(Figure collection entries)
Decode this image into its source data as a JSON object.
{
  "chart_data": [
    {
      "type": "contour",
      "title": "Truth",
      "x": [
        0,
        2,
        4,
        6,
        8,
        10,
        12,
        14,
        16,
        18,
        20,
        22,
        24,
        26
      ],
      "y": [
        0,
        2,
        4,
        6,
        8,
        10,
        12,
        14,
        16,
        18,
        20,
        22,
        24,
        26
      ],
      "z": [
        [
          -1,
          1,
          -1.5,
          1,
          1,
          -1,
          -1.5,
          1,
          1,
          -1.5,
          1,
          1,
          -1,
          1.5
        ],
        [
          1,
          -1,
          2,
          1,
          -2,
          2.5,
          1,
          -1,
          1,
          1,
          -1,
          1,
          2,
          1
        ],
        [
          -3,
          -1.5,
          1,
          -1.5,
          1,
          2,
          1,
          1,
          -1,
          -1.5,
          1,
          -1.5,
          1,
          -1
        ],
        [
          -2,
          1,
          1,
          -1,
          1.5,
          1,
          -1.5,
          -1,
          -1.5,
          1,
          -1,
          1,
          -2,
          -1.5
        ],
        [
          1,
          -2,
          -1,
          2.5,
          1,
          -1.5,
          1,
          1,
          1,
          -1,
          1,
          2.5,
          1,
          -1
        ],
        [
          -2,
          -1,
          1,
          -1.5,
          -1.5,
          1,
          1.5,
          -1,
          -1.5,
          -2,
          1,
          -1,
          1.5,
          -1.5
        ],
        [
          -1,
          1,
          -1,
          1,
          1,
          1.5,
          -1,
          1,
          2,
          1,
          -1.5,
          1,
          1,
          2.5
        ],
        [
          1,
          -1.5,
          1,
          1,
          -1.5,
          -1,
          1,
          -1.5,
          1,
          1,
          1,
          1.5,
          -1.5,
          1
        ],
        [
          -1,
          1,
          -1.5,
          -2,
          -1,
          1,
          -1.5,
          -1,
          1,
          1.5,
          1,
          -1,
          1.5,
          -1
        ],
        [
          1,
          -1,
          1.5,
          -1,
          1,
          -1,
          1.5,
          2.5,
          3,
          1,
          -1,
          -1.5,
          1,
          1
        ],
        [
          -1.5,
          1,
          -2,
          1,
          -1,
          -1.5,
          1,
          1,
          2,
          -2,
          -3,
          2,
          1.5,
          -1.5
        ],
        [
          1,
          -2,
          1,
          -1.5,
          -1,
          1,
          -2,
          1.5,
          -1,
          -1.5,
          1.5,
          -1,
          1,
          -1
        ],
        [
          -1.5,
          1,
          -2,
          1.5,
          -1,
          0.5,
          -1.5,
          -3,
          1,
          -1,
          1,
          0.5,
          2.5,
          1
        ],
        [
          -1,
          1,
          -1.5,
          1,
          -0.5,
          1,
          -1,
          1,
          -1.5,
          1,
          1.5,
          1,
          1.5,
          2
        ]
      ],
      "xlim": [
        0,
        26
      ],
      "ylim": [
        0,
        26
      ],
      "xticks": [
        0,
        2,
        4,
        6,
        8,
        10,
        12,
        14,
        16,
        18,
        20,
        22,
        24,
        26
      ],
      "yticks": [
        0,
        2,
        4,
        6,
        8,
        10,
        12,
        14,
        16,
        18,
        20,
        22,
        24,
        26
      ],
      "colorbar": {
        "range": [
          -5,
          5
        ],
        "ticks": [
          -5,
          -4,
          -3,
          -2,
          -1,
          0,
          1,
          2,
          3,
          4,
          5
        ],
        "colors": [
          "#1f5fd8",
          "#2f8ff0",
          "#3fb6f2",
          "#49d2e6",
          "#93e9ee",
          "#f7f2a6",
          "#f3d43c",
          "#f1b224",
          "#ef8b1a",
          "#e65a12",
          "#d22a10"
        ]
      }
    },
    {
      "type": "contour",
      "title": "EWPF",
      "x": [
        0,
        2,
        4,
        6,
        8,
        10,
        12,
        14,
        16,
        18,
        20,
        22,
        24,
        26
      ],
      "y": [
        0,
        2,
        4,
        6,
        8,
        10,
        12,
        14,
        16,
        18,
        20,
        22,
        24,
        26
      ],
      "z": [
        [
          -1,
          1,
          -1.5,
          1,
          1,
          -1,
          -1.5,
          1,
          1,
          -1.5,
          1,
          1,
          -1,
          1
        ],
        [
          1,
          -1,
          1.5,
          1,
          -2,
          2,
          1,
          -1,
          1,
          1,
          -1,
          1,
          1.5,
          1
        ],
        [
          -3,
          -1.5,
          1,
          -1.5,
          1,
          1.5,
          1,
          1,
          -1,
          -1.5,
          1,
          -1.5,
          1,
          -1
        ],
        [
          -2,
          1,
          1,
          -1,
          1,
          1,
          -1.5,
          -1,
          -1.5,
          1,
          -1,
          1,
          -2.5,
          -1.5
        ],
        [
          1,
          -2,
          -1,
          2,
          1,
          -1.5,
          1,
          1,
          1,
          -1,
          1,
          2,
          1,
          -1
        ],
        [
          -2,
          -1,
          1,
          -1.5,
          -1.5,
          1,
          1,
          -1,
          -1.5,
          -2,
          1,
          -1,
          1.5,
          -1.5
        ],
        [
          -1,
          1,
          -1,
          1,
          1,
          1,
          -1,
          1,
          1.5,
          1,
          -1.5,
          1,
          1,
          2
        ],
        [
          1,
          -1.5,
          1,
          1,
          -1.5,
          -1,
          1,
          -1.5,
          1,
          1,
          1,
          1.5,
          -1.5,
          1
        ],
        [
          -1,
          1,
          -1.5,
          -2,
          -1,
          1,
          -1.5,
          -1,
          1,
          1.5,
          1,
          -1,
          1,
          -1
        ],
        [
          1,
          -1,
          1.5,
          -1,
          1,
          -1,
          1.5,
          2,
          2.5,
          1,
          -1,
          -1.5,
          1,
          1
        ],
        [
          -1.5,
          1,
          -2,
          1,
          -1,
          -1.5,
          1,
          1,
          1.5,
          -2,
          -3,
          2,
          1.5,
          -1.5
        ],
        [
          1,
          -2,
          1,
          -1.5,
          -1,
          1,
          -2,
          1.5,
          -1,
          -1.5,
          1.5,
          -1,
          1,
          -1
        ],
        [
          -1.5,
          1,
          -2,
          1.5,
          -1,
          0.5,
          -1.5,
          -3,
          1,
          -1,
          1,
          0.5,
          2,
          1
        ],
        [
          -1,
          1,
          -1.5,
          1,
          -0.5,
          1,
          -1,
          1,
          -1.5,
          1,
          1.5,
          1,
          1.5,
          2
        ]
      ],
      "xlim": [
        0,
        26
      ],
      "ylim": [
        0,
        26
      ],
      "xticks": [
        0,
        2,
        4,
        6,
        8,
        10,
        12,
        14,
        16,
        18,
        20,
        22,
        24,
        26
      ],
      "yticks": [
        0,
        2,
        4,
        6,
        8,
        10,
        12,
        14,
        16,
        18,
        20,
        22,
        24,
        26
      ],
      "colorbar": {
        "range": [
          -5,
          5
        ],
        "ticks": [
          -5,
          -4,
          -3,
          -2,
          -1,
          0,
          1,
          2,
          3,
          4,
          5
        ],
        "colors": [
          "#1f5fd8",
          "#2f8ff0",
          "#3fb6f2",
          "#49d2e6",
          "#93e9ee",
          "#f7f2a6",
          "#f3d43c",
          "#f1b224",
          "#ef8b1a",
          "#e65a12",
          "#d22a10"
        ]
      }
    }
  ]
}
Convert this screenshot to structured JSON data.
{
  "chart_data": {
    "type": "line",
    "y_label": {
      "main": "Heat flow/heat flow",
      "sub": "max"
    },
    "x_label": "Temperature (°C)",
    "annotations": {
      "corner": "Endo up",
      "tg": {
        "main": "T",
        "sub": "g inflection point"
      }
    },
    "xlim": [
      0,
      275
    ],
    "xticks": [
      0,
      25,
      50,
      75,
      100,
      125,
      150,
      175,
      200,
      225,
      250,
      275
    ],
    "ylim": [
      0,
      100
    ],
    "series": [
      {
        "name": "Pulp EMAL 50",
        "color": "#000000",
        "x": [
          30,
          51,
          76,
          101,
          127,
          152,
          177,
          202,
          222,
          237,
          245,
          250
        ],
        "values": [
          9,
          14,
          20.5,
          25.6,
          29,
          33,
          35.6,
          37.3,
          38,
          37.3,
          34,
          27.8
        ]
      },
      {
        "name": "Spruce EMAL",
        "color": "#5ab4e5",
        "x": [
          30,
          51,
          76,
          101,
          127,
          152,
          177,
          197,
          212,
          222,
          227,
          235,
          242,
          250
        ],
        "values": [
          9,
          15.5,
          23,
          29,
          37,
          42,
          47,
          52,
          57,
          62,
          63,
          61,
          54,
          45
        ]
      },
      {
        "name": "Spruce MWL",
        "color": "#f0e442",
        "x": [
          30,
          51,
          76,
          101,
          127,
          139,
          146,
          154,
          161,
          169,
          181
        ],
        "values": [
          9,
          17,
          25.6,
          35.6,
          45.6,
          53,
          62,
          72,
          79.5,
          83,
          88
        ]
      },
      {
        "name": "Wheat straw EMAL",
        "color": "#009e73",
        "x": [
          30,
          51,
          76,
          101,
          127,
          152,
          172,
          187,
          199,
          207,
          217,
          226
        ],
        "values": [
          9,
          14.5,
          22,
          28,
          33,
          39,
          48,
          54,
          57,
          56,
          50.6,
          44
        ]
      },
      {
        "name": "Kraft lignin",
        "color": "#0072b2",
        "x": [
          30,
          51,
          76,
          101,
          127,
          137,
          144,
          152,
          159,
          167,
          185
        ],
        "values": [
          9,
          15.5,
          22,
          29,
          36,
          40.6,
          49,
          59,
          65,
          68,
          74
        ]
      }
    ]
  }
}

**WRITTEN TASK**
The required output is the number of lines containing the word "this", and nothing besides.

**PROBLEM SOLUTION**
2